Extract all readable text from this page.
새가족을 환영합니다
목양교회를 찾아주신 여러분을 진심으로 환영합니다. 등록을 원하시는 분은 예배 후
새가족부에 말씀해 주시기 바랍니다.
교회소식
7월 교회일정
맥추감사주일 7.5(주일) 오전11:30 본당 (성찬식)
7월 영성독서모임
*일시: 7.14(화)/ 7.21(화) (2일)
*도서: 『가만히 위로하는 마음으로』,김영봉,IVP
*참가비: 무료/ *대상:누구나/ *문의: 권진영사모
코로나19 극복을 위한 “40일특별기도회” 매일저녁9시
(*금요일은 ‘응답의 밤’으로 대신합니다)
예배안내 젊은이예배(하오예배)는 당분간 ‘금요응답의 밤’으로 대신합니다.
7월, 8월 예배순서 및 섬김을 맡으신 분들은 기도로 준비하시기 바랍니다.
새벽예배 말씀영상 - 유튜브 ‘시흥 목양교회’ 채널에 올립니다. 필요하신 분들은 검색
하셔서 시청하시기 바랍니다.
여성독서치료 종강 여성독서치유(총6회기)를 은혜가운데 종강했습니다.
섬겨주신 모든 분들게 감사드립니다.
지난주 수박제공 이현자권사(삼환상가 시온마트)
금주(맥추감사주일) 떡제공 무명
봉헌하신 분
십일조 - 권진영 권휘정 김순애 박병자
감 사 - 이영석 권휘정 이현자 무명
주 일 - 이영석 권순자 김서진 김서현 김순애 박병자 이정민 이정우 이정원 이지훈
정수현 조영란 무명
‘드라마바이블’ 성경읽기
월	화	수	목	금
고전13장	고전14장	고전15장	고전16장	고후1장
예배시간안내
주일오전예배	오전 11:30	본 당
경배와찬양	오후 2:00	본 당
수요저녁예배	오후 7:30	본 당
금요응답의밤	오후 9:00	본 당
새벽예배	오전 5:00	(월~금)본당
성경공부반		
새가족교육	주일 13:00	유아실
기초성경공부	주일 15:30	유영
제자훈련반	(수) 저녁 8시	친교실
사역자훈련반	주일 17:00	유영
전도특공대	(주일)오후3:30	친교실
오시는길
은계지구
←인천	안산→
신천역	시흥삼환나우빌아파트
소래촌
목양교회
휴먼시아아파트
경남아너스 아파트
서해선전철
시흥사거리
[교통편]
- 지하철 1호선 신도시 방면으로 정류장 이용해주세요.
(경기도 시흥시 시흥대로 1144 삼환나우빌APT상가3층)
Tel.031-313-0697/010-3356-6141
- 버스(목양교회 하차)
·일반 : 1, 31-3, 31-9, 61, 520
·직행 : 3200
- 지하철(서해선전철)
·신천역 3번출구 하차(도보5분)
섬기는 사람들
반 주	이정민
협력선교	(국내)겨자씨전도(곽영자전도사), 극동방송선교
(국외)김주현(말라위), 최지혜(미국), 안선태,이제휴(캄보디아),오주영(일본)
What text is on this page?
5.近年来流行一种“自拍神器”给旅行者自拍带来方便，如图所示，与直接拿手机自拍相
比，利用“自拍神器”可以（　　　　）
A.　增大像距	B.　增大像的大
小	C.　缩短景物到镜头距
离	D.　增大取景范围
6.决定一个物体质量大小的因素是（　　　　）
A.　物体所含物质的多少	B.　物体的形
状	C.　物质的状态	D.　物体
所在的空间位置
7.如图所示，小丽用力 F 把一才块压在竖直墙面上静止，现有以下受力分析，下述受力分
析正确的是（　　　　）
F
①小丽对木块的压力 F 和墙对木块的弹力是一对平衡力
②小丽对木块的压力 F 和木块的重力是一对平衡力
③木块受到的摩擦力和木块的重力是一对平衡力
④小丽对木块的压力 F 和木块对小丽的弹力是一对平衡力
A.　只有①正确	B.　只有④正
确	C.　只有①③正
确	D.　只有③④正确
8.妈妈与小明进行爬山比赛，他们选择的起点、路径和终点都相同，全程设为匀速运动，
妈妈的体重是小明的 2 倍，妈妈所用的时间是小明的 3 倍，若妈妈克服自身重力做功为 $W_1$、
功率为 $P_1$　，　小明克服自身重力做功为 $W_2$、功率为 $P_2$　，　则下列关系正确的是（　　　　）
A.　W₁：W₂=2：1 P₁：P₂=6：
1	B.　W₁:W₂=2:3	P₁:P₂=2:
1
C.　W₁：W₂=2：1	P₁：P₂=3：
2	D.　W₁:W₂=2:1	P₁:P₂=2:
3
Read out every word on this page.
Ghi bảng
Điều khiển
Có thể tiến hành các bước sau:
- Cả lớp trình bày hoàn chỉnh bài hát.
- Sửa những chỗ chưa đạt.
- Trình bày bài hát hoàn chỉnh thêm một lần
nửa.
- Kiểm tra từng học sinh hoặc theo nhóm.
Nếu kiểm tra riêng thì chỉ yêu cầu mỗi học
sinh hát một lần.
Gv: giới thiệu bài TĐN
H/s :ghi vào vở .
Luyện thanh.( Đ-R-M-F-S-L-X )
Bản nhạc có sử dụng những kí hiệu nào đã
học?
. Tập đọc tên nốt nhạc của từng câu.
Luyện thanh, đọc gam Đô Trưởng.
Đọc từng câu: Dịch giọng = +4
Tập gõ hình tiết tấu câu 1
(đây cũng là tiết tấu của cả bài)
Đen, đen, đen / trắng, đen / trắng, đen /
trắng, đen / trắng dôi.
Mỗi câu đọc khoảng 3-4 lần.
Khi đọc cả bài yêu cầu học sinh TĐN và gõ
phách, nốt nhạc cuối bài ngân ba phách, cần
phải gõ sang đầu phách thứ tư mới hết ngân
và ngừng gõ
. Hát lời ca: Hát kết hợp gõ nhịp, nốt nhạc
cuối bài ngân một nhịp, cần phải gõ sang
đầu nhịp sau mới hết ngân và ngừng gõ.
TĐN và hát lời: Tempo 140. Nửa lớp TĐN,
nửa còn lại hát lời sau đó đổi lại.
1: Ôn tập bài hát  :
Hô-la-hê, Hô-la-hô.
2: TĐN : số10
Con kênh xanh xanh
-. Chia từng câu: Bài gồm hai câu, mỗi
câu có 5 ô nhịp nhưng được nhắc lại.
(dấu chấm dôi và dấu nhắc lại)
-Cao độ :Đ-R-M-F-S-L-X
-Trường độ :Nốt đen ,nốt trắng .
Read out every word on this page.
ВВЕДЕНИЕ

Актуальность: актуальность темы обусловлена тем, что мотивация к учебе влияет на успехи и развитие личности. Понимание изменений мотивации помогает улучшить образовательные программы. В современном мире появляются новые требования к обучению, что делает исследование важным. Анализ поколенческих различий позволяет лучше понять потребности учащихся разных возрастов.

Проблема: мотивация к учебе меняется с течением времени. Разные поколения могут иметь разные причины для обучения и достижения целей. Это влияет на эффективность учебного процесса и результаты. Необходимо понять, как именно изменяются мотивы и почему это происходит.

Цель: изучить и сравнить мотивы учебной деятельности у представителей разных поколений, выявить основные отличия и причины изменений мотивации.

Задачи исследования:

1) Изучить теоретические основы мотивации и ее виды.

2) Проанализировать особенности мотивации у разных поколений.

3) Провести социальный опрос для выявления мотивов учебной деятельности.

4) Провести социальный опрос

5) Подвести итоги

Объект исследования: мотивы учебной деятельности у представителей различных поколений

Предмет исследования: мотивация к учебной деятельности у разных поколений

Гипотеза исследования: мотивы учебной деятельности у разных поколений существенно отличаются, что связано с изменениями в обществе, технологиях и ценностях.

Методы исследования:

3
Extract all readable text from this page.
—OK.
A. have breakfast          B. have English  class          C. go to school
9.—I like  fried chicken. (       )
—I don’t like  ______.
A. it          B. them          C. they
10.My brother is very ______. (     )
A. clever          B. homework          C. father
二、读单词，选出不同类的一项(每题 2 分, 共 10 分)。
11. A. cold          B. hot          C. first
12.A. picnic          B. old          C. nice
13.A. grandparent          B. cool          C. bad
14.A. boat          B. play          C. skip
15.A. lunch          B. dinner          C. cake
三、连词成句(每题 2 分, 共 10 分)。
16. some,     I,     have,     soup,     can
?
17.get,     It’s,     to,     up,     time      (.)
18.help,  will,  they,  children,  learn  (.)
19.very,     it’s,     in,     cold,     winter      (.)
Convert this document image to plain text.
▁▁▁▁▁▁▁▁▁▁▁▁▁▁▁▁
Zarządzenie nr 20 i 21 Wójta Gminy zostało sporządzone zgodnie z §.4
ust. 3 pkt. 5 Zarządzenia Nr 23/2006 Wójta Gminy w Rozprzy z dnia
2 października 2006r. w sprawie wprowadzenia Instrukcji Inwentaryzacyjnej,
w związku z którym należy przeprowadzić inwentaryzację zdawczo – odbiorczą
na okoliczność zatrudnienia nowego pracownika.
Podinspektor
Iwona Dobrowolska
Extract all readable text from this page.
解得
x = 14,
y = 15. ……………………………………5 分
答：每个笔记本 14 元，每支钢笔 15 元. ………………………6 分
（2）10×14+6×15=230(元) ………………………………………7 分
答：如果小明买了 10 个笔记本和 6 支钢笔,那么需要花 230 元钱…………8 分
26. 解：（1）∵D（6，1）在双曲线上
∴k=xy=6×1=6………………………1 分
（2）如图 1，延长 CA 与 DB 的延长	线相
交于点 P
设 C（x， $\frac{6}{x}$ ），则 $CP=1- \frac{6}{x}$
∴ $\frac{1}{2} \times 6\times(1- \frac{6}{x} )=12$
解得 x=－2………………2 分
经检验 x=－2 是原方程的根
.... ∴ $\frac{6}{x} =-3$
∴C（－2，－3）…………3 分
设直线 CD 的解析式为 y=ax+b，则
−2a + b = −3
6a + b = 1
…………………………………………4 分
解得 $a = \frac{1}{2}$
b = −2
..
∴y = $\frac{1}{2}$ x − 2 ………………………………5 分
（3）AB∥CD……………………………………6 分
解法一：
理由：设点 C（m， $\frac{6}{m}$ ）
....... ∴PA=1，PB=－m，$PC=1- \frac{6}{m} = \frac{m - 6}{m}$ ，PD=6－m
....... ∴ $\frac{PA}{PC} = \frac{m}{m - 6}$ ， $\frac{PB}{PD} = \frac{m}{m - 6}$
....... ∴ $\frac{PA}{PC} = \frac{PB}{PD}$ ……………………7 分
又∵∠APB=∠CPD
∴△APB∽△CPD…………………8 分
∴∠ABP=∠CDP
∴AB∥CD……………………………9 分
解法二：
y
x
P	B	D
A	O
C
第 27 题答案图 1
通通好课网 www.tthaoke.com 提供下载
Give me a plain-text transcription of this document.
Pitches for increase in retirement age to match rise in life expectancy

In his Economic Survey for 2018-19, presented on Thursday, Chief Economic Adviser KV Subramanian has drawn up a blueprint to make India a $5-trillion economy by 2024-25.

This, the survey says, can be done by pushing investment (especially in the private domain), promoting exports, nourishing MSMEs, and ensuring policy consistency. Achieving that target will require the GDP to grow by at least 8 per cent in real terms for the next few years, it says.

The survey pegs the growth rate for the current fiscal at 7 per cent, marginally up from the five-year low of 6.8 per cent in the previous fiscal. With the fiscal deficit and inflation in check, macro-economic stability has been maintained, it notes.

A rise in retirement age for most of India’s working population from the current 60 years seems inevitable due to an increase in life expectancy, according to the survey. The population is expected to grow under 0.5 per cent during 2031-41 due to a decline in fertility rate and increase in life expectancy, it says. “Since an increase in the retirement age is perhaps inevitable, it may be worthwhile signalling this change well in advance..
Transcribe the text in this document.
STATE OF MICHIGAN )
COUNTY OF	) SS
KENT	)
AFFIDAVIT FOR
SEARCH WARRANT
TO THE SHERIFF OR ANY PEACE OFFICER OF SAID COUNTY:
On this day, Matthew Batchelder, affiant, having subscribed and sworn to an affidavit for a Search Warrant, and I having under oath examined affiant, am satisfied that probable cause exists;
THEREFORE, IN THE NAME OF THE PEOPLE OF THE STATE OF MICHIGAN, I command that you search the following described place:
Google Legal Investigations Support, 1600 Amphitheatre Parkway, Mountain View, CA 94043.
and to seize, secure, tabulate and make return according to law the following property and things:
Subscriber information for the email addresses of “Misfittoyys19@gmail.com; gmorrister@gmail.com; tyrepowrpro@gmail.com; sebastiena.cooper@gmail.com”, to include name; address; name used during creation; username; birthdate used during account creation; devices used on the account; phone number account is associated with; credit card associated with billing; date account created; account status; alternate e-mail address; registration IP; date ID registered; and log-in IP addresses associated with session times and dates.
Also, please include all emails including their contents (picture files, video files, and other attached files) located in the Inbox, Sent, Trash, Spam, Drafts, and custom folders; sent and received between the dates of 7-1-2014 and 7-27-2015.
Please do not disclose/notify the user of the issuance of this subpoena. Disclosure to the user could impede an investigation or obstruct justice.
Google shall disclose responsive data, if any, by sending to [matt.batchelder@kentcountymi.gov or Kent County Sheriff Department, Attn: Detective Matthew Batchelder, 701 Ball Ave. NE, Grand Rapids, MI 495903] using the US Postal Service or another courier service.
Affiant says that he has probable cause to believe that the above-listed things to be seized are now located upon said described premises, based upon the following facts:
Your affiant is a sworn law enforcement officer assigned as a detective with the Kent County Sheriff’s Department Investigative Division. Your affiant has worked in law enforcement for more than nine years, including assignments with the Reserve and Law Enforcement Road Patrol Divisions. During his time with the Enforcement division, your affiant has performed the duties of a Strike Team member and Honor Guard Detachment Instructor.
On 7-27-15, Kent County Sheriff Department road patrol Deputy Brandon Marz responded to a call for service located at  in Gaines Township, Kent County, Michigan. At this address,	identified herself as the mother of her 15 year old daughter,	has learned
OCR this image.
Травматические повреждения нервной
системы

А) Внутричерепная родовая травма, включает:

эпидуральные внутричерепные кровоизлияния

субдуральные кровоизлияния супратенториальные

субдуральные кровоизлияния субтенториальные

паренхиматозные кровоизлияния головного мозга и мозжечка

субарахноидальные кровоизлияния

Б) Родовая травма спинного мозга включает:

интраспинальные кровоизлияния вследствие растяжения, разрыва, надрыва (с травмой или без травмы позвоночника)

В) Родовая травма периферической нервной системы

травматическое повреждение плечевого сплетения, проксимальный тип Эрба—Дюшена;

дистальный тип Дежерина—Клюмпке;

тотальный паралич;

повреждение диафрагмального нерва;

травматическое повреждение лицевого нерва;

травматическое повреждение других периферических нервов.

* [What is needed]: Retype, exactly and only, the lines running from the one with "OCR this image." through the final line of the listing above.

* [The reply]:
OCR this image.
Травматические повреждения нервной
системы

А) Внутричерепная родовая травма, включает:

эпидуральные внутричерепные кровоизлияния

субдуральные кровоизлияния супратенториальные

субдуральные кровоизлияния субтенториальные

паренхиматозные кровоизлияния головного мозга и мозжечка

субарахноидальные кровоизлияния

Б) Родовая травма спинного мозга включает:

интраспинальные кровоизлияния вследствие растяжения, разрыва, надрыва (с травмой или без травмы позвоночника)

В) Родовая травма периферической нервной системы

травматическое повреждение плечевого сплетения, проксимальный тип Эрба—Дюшена;

дистальный тип Дежерина—Клюмпке;

тотальный паралич;

повреждение диафрагмального нерва;

травматическое повреждение лицевого нерва;

травматическое повреждение других периферических нервов.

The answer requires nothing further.